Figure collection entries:
::::::

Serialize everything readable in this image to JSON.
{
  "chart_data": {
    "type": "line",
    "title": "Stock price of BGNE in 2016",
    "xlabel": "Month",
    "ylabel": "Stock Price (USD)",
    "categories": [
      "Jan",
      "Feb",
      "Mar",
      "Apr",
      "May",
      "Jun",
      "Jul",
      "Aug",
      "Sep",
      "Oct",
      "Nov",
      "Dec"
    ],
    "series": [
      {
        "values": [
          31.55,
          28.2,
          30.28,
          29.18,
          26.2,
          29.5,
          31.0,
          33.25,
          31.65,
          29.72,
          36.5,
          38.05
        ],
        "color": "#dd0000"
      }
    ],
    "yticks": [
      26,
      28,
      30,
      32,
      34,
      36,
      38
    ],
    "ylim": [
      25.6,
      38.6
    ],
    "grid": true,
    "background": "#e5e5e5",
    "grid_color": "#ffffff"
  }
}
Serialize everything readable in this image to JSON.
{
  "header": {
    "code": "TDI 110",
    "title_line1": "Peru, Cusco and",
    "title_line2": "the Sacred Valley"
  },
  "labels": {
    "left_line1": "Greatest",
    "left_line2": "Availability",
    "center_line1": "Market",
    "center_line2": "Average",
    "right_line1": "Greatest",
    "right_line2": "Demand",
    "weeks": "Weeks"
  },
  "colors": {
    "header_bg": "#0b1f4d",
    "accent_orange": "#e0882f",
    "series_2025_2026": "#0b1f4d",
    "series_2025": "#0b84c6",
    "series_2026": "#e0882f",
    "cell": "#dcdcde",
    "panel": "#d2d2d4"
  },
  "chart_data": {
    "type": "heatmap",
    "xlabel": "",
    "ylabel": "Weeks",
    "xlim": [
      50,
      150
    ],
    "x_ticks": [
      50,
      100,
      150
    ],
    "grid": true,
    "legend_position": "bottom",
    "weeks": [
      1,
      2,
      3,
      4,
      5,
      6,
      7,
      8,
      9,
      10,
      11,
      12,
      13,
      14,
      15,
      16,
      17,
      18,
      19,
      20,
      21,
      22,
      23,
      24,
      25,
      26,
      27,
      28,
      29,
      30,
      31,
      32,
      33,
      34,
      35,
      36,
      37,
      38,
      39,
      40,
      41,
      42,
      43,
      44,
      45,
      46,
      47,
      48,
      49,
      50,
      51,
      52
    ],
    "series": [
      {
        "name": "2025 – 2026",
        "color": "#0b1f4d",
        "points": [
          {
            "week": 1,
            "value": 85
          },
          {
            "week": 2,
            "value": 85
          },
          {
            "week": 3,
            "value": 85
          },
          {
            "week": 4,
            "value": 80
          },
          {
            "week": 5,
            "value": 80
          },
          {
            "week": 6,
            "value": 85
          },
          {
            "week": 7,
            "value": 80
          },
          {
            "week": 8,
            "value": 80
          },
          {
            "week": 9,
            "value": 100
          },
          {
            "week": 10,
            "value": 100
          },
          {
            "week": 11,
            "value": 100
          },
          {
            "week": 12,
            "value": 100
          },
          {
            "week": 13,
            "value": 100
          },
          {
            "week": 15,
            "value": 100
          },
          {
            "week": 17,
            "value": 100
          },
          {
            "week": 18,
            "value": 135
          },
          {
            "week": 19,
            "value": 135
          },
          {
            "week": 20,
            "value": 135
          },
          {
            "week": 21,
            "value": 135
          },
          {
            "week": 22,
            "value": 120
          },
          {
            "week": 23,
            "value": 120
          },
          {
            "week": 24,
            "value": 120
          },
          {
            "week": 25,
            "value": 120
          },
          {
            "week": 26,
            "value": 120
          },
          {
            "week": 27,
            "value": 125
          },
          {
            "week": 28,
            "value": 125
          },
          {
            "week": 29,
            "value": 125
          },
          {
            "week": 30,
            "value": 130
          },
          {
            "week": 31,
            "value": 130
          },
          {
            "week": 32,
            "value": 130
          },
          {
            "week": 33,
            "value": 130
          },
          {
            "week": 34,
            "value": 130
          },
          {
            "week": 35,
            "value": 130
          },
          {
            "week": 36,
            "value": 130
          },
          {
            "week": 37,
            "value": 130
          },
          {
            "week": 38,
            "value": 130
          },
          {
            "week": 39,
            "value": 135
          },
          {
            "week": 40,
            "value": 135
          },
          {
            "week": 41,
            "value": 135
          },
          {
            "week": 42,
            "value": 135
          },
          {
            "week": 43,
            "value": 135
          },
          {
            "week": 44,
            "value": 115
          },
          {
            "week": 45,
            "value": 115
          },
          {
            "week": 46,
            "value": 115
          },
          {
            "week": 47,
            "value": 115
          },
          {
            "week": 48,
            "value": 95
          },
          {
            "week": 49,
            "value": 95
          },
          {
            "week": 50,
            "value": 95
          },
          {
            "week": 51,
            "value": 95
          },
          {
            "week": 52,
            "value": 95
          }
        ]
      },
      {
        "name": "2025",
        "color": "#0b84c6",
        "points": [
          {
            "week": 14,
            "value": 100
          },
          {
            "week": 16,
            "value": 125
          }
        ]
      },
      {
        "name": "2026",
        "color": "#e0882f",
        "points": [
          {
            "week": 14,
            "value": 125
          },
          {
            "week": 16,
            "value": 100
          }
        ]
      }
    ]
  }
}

::::::

• _Direction_
Transcribe every entry exactly.

• _Written answer_
Serialize everything readable in this image to JSON.
{
  "chart_data": {
    "type": "line",
    "title": "Stock price of BGNE in 2016",
    "xlabel": "Month",
    "ylabel": "Stock Price (USD)",
    "categories": [
      "Jan",
      "Feb",
      "Mar",
      "Apr",
      "May",
      "Jun",
      "Jul",
      "Aug",
      "Sep",
      "Oct",
      "Nov",
      "Dec"
    ],
    "series": [
      {
        "values": [
          31.55,
          28.2,
          30.28,
          29.18,
          26.2,
          29.5,
          31.0,
          33.25,
          31.65,
          29.72,
          36.5,
          38.05
        ],
        "color": "#dd0000"
      }
    ],
    "yticks": [
      26,
      28,
      30,
      32,
      34,
      36,
      38
    ],
    "ylim": [
      25.6,
      38.6
    ],
    "grid": true,
    "background": "#e5e5e5",
    "grid_color": "#ffffff"
  }
}
Serialize everything readable in this image to JSON.
{
  "header": {
    "code": "TDI 110",
    "title_line1": "Peru, Cusco and",
    "title_line2": "the Sacred Valley"
  },
  "labels": {
    "left_line1": "Greatest",
    "left_line2": "Availability",
    "center_line1": "Market",
    "center_line2": "Average",
    "right_line1": "Greatest",
    "right_line2": "Demand",
    "weeks": "Weeks"
  },
  "colors": {
    "header_bg": "#0b1f4d",
    "accent_orange": "#e0882f",
    "series_2025_2026": "#0b1f4d",
    "series_2025": "#0b84c6",
    "series_2026": "#e0882f",
    "cell": "#dcdcde",
    "panel": "#d2d2d4"
  },
  "chart_data": {
    "type": "heatmap",
    "xlabel": "",
    "ylabel": "Weeks",
    "xlim": [
      50,
      150
    ],
    "x_ticks": [
      50,
      100,
      150
    ],
    "grid": true,
    "legend_position": "bottom",
    "weeks": [
      1,
      2,
      3,
      4,
      5,
      6,
      7,
      8,
      9,
      10,
      11,
      12,
      13,
      14,
      15,
      16,
      17,
      18,
      19,
      20,
      21,
      22,
      23,
      24,
      25,
      26,
      27,
      28,
      29,
      30,
      31,
      32,
      33,
      34,
      35,
      36,
      37,
      38,
      39,
      40,
      41,
      42,
      43,
      44,
      45,
      46,
      47,
      48,
      49,
      50,
      51,
      52
    ],
    "series": [
      {
        "name": "2025 – 2026",
        "color": "#0b1f4d",
        "points": [
          {
            "week": 1,
            "value": 85
          },
          {
            "week": 2,
            "value": 85
          },
          {
            "week": 3,
            "value": 85
          },
          {
            "week": 4,
            "value": 80
          },
          {
            "week": 5,
            "value": 80
          },
          {
            "week": 6,
            "value": 85
          },
          {
            "week": 7,
            "value": 80
          },
          {
            "week": 8,
            "value": 80
          },
          {
            "week": 9,
            "value": 100
          },
          {
            "week": 10,
            "value": 100
          },
          {
            "week": 11,
            "value": 100
          },
          {
            "week": 12,
            "value": 100
          },
          {
            "week": 13,
            "value": 100
          },
          {
            "week": 15,
            "value": 100
          },
          {
            "week": 17,
            "value": 100
          },
          {
            "week": 18,
            "value": 135
          },
          {
            "week": 19,
            "value": 135
          },
          {
            "week": 20,
            "value": 135
          },
          {
            "week": 21,
            "value": 135
          },
          {
            "week": 22,
            "value": 120
          },
          {
            "week": 23,
            "value": 120
          },
          {
            "week": 24,
            "value": 120
          },
          {
            "week": 25,
            "value": 120
          },
          {
            "week": 26,
            "value": 120
          },
          {
            "week": 27,
            "value": 125
          },
          {
            "week": 28,
            "value": 125
          },
          {
            "week": 29,
            "value": 125
          },
          {
            "week": 30,
            "value": 130
          },
          {
            "week": 31,
            "value": 130
          },
          {
            "week": 32,
            "value": 130
          },
          {
            "week": 33,
            "value": 130
          },
          {
            "week": 34,
            "value": 130
          },
          {
            "week": 35,
            "value": 130
          },
          {
            "week": 36,
            "value": 130
          },
          {
            "week": 37,
            "value": 130
          },
          {
            "week": 38,
            "value": 130
          },
          {
            "week": 39,
            "value": 135
          },
          {
            "week": 40,
            "value": 135
          },
          {
            "week": 41,
            "value": 135
          },
          {
            "week": 42,
            "value": 135
          },
          {
            "week": 43,
            "value": 135
          },
          {
            "week": 44,
            "value": 115
          },
          {
            "week": 45,
            "value": 115
          },
          {
            "week": 46,
            "value": 115
          },
          {
            "week": 47,
            "value": 115
          },
          {
            "week": 48,
            "value": 95
          },
          {
            "week": 49,
            "value": 95
          },
          {
            "week": 50,
            "value": 95
          },
          {
            "week": 51,
            "value": 95
          },
          {
            "week": 52,
            "value": 95
          }
        ]
      },
      {
        "name": "2025",
        "color": "#0b84c6",
        "points": [
          {
            "week": 14,
            "value": 100
          },
          {
            "week": 16,
            "value": 125
          }
        ]
      },
      {
        "name": "2026",
        "color": "#e0882f",
        "points": [
          {
            "week": 14,
            "value": 125
          },
          {
            "week": 16,
            "value": 100
          }
        ]
      }
    ]
  }
}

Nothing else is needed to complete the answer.